WHAT TO DO
Pick out each line containing the string "optimisation" and copy it.

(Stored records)

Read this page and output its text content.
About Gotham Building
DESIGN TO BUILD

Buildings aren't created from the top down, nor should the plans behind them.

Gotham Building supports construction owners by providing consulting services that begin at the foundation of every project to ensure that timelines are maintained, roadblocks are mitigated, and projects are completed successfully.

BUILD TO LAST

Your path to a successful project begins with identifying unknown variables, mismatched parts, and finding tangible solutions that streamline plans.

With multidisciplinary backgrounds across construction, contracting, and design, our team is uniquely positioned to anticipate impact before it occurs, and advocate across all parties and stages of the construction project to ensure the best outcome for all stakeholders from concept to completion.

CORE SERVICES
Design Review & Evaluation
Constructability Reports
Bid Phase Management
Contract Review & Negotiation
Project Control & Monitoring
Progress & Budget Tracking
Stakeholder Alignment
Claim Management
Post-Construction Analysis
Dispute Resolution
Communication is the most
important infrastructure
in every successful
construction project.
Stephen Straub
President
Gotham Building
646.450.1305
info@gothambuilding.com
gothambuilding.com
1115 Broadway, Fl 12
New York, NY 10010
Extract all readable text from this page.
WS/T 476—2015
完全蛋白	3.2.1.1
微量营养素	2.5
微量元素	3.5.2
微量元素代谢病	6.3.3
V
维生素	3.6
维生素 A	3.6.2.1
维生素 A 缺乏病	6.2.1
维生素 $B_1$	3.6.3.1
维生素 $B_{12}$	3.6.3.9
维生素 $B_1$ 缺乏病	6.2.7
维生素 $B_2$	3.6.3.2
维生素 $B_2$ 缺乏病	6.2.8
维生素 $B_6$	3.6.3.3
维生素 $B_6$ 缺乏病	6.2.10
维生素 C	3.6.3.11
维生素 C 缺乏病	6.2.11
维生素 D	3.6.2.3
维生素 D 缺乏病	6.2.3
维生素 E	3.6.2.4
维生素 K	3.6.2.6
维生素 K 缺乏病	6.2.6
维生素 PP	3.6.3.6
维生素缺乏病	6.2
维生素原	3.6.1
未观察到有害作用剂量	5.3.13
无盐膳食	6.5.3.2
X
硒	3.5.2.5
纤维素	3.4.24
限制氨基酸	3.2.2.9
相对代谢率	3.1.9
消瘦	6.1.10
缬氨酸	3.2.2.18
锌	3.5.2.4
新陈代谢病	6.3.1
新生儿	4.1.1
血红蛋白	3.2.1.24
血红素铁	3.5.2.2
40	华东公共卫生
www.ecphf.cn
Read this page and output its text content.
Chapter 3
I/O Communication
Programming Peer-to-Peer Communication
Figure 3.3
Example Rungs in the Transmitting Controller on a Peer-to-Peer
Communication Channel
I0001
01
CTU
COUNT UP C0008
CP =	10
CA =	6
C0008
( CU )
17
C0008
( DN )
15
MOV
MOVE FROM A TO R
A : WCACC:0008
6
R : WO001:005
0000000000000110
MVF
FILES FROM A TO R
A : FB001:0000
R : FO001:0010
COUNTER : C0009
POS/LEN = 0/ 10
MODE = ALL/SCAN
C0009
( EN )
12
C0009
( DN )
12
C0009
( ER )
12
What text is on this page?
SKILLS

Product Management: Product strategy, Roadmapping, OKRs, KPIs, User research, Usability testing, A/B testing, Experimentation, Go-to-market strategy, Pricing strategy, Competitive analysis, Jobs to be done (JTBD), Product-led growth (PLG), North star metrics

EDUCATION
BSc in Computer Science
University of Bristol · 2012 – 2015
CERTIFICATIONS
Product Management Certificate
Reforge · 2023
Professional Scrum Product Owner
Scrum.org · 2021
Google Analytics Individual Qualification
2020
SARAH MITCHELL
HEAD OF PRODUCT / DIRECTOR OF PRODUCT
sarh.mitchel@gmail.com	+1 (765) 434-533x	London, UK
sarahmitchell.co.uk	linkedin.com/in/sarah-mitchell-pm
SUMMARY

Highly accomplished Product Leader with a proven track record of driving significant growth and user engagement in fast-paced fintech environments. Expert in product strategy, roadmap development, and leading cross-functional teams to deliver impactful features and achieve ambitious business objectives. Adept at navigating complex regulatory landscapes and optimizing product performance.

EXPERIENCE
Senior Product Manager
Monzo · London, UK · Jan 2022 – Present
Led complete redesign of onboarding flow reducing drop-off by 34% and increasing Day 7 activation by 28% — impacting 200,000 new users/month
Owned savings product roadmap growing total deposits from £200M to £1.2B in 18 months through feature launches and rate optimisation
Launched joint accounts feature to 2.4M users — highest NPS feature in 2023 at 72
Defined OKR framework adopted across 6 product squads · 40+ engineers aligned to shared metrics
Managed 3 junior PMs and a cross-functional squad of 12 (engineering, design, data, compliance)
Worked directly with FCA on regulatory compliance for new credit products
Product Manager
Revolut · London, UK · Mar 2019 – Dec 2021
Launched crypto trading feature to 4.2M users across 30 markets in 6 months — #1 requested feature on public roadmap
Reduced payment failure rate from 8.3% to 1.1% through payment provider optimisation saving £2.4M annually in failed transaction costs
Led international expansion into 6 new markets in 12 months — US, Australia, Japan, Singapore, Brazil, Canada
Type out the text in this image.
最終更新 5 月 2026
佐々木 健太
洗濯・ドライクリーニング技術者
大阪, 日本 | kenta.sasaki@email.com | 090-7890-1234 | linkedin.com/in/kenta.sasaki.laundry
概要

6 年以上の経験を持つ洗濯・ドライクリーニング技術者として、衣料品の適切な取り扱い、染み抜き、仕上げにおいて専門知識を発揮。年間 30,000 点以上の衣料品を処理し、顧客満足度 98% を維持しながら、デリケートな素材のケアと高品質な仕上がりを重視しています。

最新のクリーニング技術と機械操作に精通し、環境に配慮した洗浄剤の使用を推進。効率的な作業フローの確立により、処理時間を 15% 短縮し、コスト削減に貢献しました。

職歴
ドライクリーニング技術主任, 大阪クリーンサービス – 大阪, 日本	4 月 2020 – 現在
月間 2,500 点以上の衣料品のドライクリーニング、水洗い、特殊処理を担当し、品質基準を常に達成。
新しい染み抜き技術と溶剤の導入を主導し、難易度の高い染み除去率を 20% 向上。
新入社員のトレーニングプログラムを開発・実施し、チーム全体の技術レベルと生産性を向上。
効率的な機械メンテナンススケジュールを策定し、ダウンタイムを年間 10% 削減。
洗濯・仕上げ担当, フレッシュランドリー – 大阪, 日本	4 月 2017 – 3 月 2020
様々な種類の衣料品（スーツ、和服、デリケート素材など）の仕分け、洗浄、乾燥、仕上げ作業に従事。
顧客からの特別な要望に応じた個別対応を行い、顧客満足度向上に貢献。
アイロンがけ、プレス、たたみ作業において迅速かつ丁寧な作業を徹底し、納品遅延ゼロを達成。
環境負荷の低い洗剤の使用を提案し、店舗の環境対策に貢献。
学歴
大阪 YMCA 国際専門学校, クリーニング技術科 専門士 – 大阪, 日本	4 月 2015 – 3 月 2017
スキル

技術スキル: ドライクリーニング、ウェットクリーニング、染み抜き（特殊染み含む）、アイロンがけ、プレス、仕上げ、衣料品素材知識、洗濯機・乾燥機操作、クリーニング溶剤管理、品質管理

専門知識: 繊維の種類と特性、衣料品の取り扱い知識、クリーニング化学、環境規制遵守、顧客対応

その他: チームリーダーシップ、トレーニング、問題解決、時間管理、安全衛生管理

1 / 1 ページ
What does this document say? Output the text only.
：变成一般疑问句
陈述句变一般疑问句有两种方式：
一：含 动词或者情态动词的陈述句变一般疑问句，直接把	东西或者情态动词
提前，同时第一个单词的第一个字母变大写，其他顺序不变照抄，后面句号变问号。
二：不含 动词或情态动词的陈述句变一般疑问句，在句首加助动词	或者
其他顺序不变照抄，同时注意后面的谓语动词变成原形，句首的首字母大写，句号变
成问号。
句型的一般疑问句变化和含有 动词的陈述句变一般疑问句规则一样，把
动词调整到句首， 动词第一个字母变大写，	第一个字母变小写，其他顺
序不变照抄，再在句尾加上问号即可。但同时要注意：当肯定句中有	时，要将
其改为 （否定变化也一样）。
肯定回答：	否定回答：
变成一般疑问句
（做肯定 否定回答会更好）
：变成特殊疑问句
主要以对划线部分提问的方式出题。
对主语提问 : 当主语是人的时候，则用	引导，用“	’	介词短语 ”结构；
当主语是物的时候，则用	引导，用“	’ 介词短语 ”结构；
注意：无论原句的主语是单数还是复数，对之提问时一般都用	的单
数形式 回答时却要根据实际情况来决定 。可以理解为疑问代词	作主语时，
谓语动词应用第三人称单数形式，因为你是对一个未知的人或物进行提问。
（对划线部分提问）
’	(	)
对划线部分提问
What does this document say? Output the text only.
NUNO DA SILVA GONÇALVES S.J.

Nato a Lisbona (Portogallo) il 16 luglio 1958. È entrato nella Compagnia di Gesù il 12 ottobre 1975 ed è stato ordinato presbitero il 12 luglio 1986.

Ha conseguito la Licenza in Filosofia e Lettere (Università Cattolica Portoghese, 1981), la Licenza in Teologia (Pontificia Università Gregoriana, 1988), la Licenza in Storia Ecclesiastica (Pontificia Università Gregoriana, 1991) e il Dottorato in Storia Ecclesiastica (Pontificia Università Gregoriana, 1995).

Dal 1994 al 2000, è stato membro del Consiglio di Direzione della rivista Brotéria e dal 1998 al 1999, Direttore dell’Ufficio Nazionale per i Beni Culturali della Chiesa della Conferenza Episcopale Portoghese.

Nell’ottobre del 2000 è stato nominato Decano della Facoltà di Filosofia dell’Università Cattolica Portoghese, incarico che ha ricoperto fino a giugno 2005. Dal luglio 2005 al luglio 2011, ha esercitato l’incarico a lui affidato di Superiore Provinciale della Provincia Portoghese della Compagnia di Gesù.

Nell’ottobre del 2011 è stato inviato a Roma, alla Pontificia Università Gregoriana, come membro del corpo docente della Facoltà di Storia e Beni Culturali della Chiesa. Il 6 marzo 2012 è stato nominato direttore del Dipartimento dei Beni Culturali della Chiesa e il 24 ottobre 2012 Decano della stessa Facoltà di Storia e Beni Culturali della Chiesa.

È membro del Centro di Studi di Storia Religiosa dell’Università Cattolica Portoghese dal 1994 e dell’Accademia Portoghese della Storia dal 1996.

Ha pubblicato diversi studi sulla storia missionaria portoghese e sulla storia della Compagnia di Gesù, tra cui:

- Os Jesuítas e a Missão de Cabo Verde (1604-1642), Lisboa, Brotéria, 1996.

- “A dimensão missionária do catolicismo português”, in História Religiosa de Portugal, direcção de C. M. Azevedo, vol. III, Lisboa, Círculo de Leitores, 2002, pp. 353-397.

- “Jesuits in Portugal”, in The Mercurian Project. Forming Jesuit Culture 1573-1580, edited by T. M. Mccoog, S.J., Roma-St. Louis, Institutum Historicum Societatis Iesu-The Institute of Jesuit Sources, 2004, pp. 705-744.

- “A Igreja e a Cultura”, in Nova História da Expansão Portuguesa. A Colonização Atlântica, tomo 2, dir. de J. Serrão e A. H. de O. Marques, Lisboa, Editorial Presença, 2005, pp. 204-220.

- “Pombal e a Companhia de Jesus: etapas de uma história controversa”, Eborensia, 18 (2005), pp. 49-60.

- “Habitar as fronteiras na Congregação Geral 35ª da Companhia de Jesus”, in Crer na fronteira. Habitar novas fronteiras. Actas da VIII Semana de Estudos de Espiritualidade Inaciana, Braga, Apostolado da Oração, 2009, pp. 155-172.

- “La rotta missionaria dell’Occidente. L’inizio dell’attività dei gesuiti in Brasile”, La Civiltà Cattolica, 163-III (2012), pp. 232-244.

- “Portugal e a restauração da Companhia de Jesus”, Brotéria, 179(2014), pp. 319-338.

SOLVED EXERCISE
Owned savings product roadmap growing total deposits from £200M to £1.2B in 18 months through feature launches and rate optimisation
Reduced payment failure rate from 8.3% to 1.1% through payment provider optimisation saving £2.4M annually in failed transaction costs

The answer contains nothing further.